With the pictures left out, copy the listing below exactly.

-- Begin Record list --

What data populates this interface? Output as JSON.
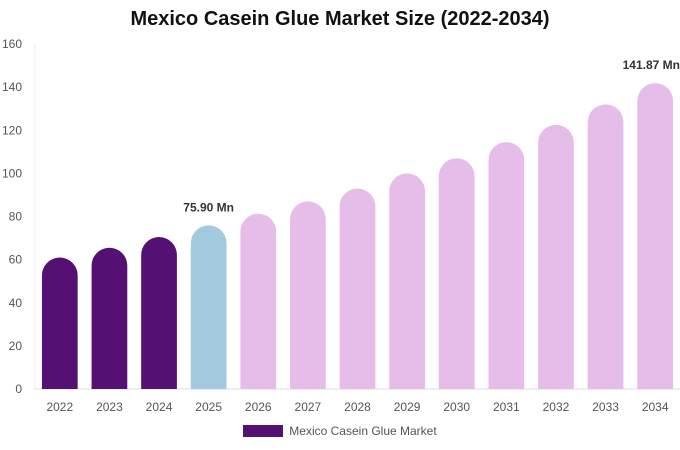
{
  "chart_data": {
    "type": "bar",
    "title": "Mexico Casein Glue Market Size (2022-2034)",
    "xlabel": "",
    "ylabel": "",
    "categories": [
      "2022",
      "2023",
      "2024",
      "2025",
      "2026",
      "2027",
      "2028",
      "2029",
      "2030",
      "2031",
      "2032",
      "2033",
      "2034"
    ],
    "series": [
      {
        "name": "Mexico Casein Glue Market",
        "values": [
          61.0,
          65.5,
          70.5,
          75.9,
          81.3,
          87.0,
          93.0,
          100.0,
          107.0,
          114.5,
          122.5,
          132.0,
          141.87
        ]
      }
    ],
    "ylim": [
      0,
      160
    ],
    "yticks": [
      0,
      20,
      40,
      60,
      80,
      100,
      120,
      140,
      160
    ],
    "annotations": [
      {
        "category": "2025",
        "text": "75.90 Mn"
      },
      {
        "category": "2034",
        "text": "141.87 Mn"
      }
    ],
    "colors": {
      "historical": "#541173",
      "current": "#a3c9de",
      "forecast": "#e6bde8"
    },
    "bar_color_groups": [
      "historical",
      "historical",
      "historical",
      "current",
      "forecast",
      "forecast",
      "forecast",
      "forecast",
      "forecast",
      "forecast",
      "forecast",
      "forecast",
      "forecast"
    ],
    "legend": {
      "position": "bottom",
      "label": "Mexico Casein Glue Market",
      "color": "#541173"
    },
    "grid": false
  }
}
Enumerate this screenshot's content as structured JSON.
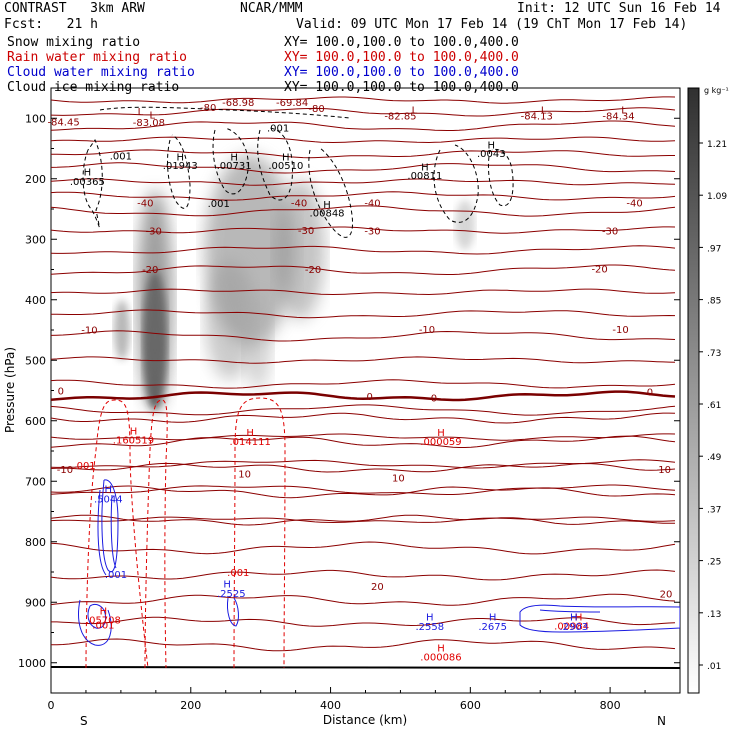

-- End Record list --

Response:
What data populates this interface? Output as JSON.
{
  "chart_data": {
    "type": "bar",
    "title": "Mexico Casein Glue Market Size (2022-2034)",
    "xlabel": "",
    "ylabel": "",
    "categories": [
      "2022",
      "2023",
      "2024",
      "2025",
      "2026",
      "2027",
      "2028",
      "2029",
      "2030",
      "2031",
      "2032",
      "2033",
      "2034"
    ],
    "series": [
      {
        "name": "Mexico Casein Glue Market",
        "values": [
          61.0,
          65.5,
          70.5,
          75.9,
          81.3,
          87.0,
          93.0,
          100.0,
          107.0,
          114.5,
          122.5,
          132.0,
          141.87
        ]
      }
    ],
    "ylim": [
      0,
      160
    ],
    "yticks": [
      0,
      20,
      40,
      60,
      80,
      100,
      120,
      140,
      160
    ],
    "annotations": [
      {
        "category": "2025",
        "text": "75.90 Mn"
      },
      {
        "category": "2034",
        "text": "141.87 Mn"
      }
    ],
    "colors": {
      "historical": "#541173",
      "current": "#a3c9de",
      "forecast": "#e6bde8"
    },
    "bar_color_groups": [
      "historical",
      "historical",
      "historical",
      "current",
      "forecast",
      "forecast",
      "forecast",
      "forecast",
      "forecast",
      "forecast",
      "forecast",
      "forecast",
      "forecast"
    ],
    "legend": {
      "position": "bottom",
      "label": "Mexico Casein Glue Market",
      "color": "#541173"
    },
    "grid": false
  }
}
Enumerate this screenshot's content as structured JSON.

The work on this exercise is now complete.